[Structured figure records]
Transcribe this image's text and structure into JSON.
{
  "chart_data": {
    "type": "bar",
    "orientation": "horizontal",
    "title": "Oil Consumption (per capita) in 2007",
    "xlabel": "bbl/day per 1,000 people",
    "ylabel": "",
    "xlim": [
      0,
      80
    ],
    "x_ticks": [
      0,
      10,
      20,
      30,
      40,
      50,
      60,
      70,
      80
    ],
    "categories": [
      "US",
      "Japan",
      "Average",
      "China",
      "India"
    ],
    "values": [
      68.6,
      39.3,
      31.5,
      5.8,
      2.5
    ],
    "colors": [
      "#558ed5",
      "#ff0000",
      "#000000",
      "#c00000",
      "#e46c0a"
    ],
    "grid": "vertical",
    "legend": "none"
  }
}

=== GIVEN INSTRUCTION ===
Repeat every record, exactly as written.

=== WORKED ANSWER ===
Transcribe this image's text and structure into JSON.
{
  "chart_data": {
    "type": "bar",
    "orientation": "horizontal",
    "title": "Oil Consumption (per capita) in 2007",
    "xlabel": "bbl/day per 1,000 people",
    "ylabel": "",
    "xlim": [
      0,
      80
    ],
    "x_ticks": [
      0,
      10,
      20,
      30,
      40,
      50,
      60,
      70,
      80
    ],
    "categories": [
      "US",
      "Japan",
      "Average",
      "China",
      "India"
    ],
    "values": [
      68.6,
      39.3,
      31.5,
      5.8,
      2.5
    ],
    "colors": [
      "#558ed5",
      "#ff0000",
      "#000000",
      "#c00000",
      "#e46c0a"
    ],
    "grid": "vertical",
    "legend": "none"
  }
}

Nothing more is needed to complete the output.